**MATERIAL FOR THIS EXERCISE:**
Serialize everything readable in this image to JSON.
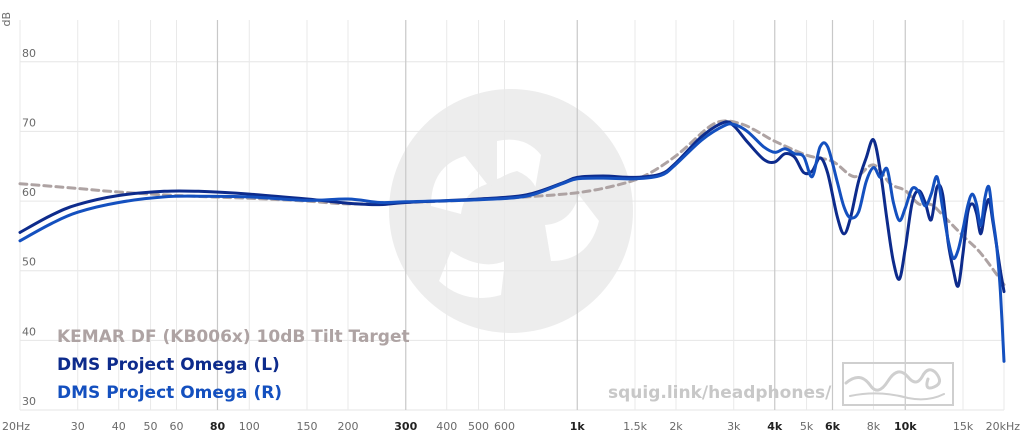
{
  "chart_data": {
    "type": "line",
    "ylabel": "dB",
    "xlabel": "",
    "ylim": [
      30,
      86
    ],
    "xlim": [
      20,
      20000
    ],
    "xscale": "log",
    "y_ticks": [
      "30",
      "40",
      "50",
      "60",
      "70",
      "80"
    ],
    "x_ticks": [
      {
        "label": "20Hz",
        "value": 20,
        "bold": false
      },
      {
        "label": "30",
        "value": 30,
        "bold": false
      },
      {
        "label": "40",
        "value": 40,
        "bold": false
      },
      {
        "label": "50",
        "value": 50,
        "bold": false
      },
      {
        "label": "60",
        "value": 60,
        "bold": false
      },
      {
        "label": "80",
        "value": 80,
        "bold": true
      },
      {
        "label": "100",
        "value": 100,
        "bold": false
      },
      {
        "label": "150",
        "value": 150,
        "bold": false
      },
      {
        "label": "200",
        "value": 200,
        "bold": false
      },
      {
        "label": "300",
        "value": 300,
        "bold": true
      },
      {
        "label": "400",
        "value": 400,
        "bold": false
      },
      {
        "label": "500",
        "value": 500,
        "bold": false
      },
      {
        "label": "600",
        "value": 600,
        "bold": false
      },
      {
        "label": "1k",
        "value": 1000,
        "bold": true
      },
      {
        "label": "1.5k",
        "value": 1500,
        "bold": false
      },
      {
        "label": "2k",
        "value": 2000,
        "bold": false
      },
      {
        "label": "3k",
        "value": 3000,
        "bold": false
      },
      {
        "label": "4k",
        "value": 4000,
        "bold": true
      },
      {
        "label": "5k",
        "value": 5000,
        "bold": false
      },
      {
        "label": "6k",
        "value": 6000,
        "bold": true
      },
      {
        "label": "8k",
        "value": 8000,
        "bold": false
      },
      {
        "label": "10k",
        "value": 10000,
        "bold": true
      },
      {
        "label": "15k",
        "value": 15000,
        "bold": false
      },
      {
        "label": "20kHz",
        "value": 20000,
        "bold": false
      }
    ],
    "x_gridlines_major": [
      80,
      300,
      1000,
      4000,
      6000,
      10000
    ],
    "series": [
      {
        "name": "KEMAR DF (KB006x) 10dB Tilt Target",
        "color": "#aea3a3",
        "dashed": true,
        "points": [
          [
            20,
            62.5
          ],
          [
            30,
            61.8
          ],
          [
            40,
            61.3
          ],
          [
            60,
            60.8
          ],
          [
            100,
            60.4
          ],
          [
            150,
            60
          ],
          [
            200,
            59.6
          ],
          [
            300,
            59.8
          ],
          [
            500,
            60.2
          ],
          [
            700,
            60.6
          ],
          [
            1000,
            61.2
          ],
          [
            1300,
            62.2
          ],
          [
            1600,
            63.6
          ],
          [
            2000,
            66.5
          ],
          [
            2500,
            70.5
          ],
          [
            2800,
            71.5
          ],
          [
            3200,
            71
          ],
          [
            3600,
            69.8
          ],
          [
            4000,
            68.6
          ],
          [
            5000,
            66.6
          ],
          [
            6000,
            65.7
          ],
          [
            7000,
            63.5
          ],
          [
            8000,
            65.2
          ],
          [
            9000,
            62.5
          ],
          [
            10000,
            61.5
          ],
          [
            11000,
            59.6
          ],
          [
            12000,
            59.5
          ],
          [
            13000,
            58
          ],
          [
            15000,
            55
          ],
          [
            17000,
            52.5
          ],
          [
            20000,
            48
          ]
        ]
      },
      {
        "name": "DMS Project Omega (L)",
        "color": "#0d2b8c",
        "dashed": false,
        "points": [
          [
            20,
            55.5
          ],
          [
            25,
            58
          ],
          [
            30,
            59.5
          ],
          [
            40,
            60.8
          ],
          [
            55,
            61.4
          ],
          [
            70,
            61.4
          ],
          [
            100,
            61
          ],
          [
            150,
            60.3
          ],
          [
            200,
            59.7
          ],
          [
            250,
            59.5
          ],
          [
            300,
            59.8
          ],
          [
            500,
            60.3
          ],
          [
            700,
            60.9
          ],
          [
            900,
            62.6
          ],
          [
            1000,
            63.4
          ],
          [
            1200,
            63.6
          ],
          [
            1500,
            63.4
          ],
          [
            1800,
            63.9
          ],
          [
            2000,
            65.5
          ],
          [
            2400,
            69.3
          ],
          [
            2800,
            71.3
          ],
          [
            3000,
            70.8
          ],
          [
            3300,
            68.5
          ],
          [
            3700,
            66
          ],
          [
            4000,
            65.6
          ],
          [
            4300,
            66.8
          ],
          [
            4600,
            66.3
          ],
          [
            4900,
            64.1
          ],
          [
            5200,
            64.3
          ],
          [
            5500,
            66.2
          ],
          [
            5800,
            64
          ],
          [
            6200,
            57.8
          ],
          [
            6500,
            55.3
          ],
          [
            6800,
            57.5
          ],
          [
            7200,
            62.8
          ],
          [
            7600,
            66.2
          ],
          [
            8000,
            68.8
          ],
          [
            8400,
            64.2
          ],
          [
            8800,
            57.2
          ],
          [
            9200,
            51.3
          ],
          [
            9600,
            48.8
          ],
          [
            10000,
            53.2
          ],
          [
            10500,
            59.8
          ],
          [
            11000,
            61.5
          ],
          [
            11500,
            59.8
          ],
          [
            12000,
            57.3
          ],
          [
            12500,
            62
          ],
          [
            13000,
            61
          ],
          [
            13500,
            54.2
          ],
          [
            14000,
            50.2
          ],
          [
            14500,
            47.8
          ],
          [
            15000,
            52.5
          ],
          [
            15500,
            58.3
          ],
          [
            16000,
            59.6
          ],
          [
            16500,
            58.2
          ],
          [
            17000,
            55.3
          ],
          [
            17500,
            58.5
          ],
          [
            18000,
            60.2
          ],
          [
            18500,
            57
          ],
          [
            19000,
            53.5
          ],
          [
            19500,
            50
          ],
          [
            20000,
            47
          ]
        ]
      },
      {
        "name": "DMS Project Omega (R)",
        "color": "#1450bf",
        "dashed": false,
        "points": [
          [
            20,
            54.3
          ],
          [
            25,
            56.8
          ],
          [
            30,
            58.4
          ],
          [
            40,
            59.8
          ],
          [
            55,
            60.6
          ],
          [
            70,
            60.7
          ],
          [
            100,
            60.6
          ],
          [
            150,
            60.1
          ],
          [
            200,
            60.3
          ],
          [
            250,
            59.8
          ],
          [
            300,
            59.9
          ],
          [
            500,
            60.2
          ],
          [
            700,
            60.7
          ],
          [
            900,
            62.5
          ],
          [
            1000,
            63.2
          ],
          [
            1200,
            63.3
          ],
          [
            1500,
            63.2
          ],
          [
            1800,
            63.7
          ],
          [
            2000,
            65.3
          ],
          [
            2400,
            68.8
          ],
          [
            2800,
            70.8
          ],
          [
            3000,
            71
          ],
          [
            3300,
            70
          ],
          [
            3700,
            67.8
          ],
          [
            4000,
            67
          ],
          [
            4300,
            67.5
          ],
          [
            4600,
            66.8
          ],
          [
            4900,
            66.4
          ],
          [
            5200,
            63.5
          ],
          [
            5500,
            67.8
          ],
          [
            5800,
            67.8
          ],
          [
            6200,
            62.8
          ],
          [
            6500,
            59.2
          ],
          [
            6800,
            57.6
          ],
          [
            7200,
            58.4
          ],
          [
            7600,
            62.8
          ],
          [
            8000,
            64.8
          ],
          [
            8400,
            63.4
          ],
          [
            8800,
            64.6
          ],
          [
            9200,
            59.8
          ],
          [
            9600,
            57.2
          ],
          [
            10000,
            59
          ],
          [
            10500,
            61.8
          ],
          [
            11000,
            61.3
          ],
          [
            11500,
            59.3
          ],
          [
            12000,
            61
          ],
          [
            12500,
            63.5
          ],
          [
            13000,
            59
          ],
          [
            13500,
            54.5
          ],
          [
            14000,
            51.8
          ],
          [
            14500,
            53
          ],
          [
            15000,
            56
          ],
          [
            15500,
            59.3
          ],
          [
            16000,
            61
          ],
          [
            16500,
            59.5
          ],
          [
            17000,
            56.5
          ],
          [
            17500,
            60.5
          ],
          [
            18000,
            62
          ],
          [
            18500,
            57.5
          ],
          [
            19000,
            53.5
          ],
          [
            19500,
            47
          ],
          [
            20000,
            37
          ]
        ]
      }
    ]
  },
  "watermark": {
    "url": "squig.link/headphones/",
    "logo_icon": "squiglink-logo-icon",
    "signature_icon": "crinacle-signature-icon"
  }
}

**DIRECTIVE:** Each line with the string "icon" in it needs to be found and copied.

**RESULT FOR THIS TASK:**
    "logo_icon": "squiglink-logo-icon",
    "signature_icon": "crinacle-signature-icon"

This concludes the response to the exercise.